**Written request:**
Write out the records that appear below, verbatim and complete, but without pictures.

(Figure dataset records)
┌──

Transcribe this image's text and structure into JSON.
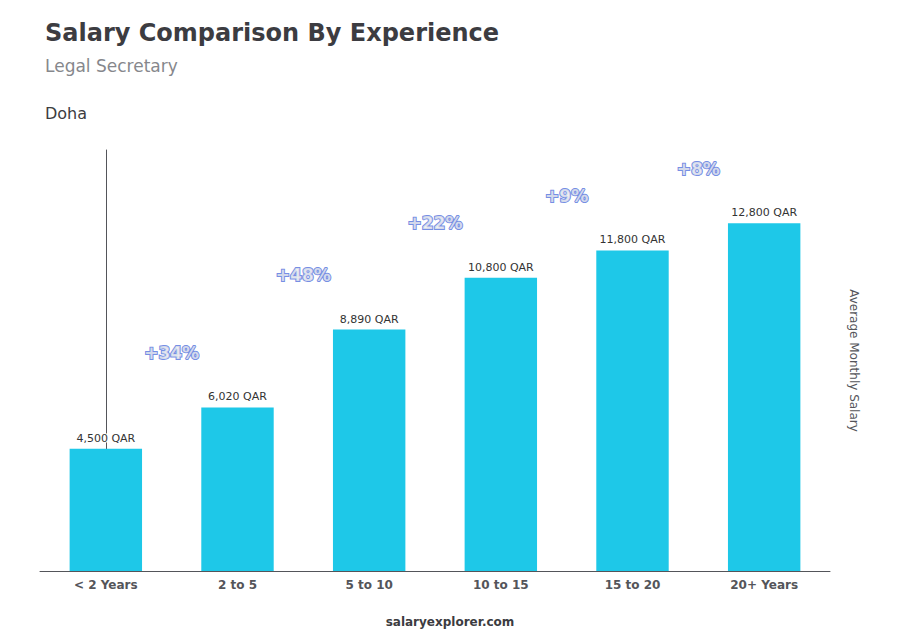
{
  "chart_data": {
    "type": "bar",
    "title": "Salary Comparison By Experience",
    "subtitle": "Legal Secretary",
    "city": "Doha",
    "ylabel": "Average Monthly Salary",
    "categories": [
      "< 2 Years",
      "2 to 5",
      "5 to 10",
      "10 to 15",
      "15 to 20",
      "20+ Years"
    ],
    "values": [
      4500,
      6020,
      8890,
      10800,
      11800,
      12800
    ],
    "value_labels": [
      "4,500 QAR",
      "6,020 QAR",
      "8,890 QAR",
      "10,800 QAR",
      "11,800 QAR",
      "12,800 QAR"
    ],
    "data_labels": true,
    "annotations": [
      "+34%",
      "+48%",
      "+22%",
      "+9%",
      "+8%"
    ],
    "color": "#1EC8E8",
    "ylim": [
      0,
      15500
    ],
    "grid": false,
    "tick_labels": "x",
    "source": "salaryexplorer.com"
  }
}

└──

**Complete answer:**
Transcribe this image's text and structure into JSON.
{
  "chart_data": {
    "type": "bar",
    "title": "Salary Comparison By Experience",
    "subtitle": "Legal Secretary",
    "city": "Doha",
    "ylabel": "Average Monthly Salary",
    "categories": [
      "< 2 Years",
      "2 to 5",
      "5 to 10",
      "10 to 15",
      "15 to 20",
      "20+ Years"
    ],
    "values": [
      4500,
      6020,
      8890,
      10800,
      11800,
      12800
    ],
    "value_labels": [
      "4,500 QAR",
      "6,020 QAR",
      "8,890 QAR",
      "10,800 QAR",
      "11,800 QAR",
      "12,800 QAR"
    ],
    "data_labels": true,
    "annotations": [
      "+34%",
      "+48%",
      "+22%",
      "+9%",
      "+8%"
    ],
    "color": "#1EC8E8",
    "ylim": [
      0,
      15500
    ],
    "grid": false,
    "tick_labels": "x",
    "source": "salaryexplorer.com"
  }
}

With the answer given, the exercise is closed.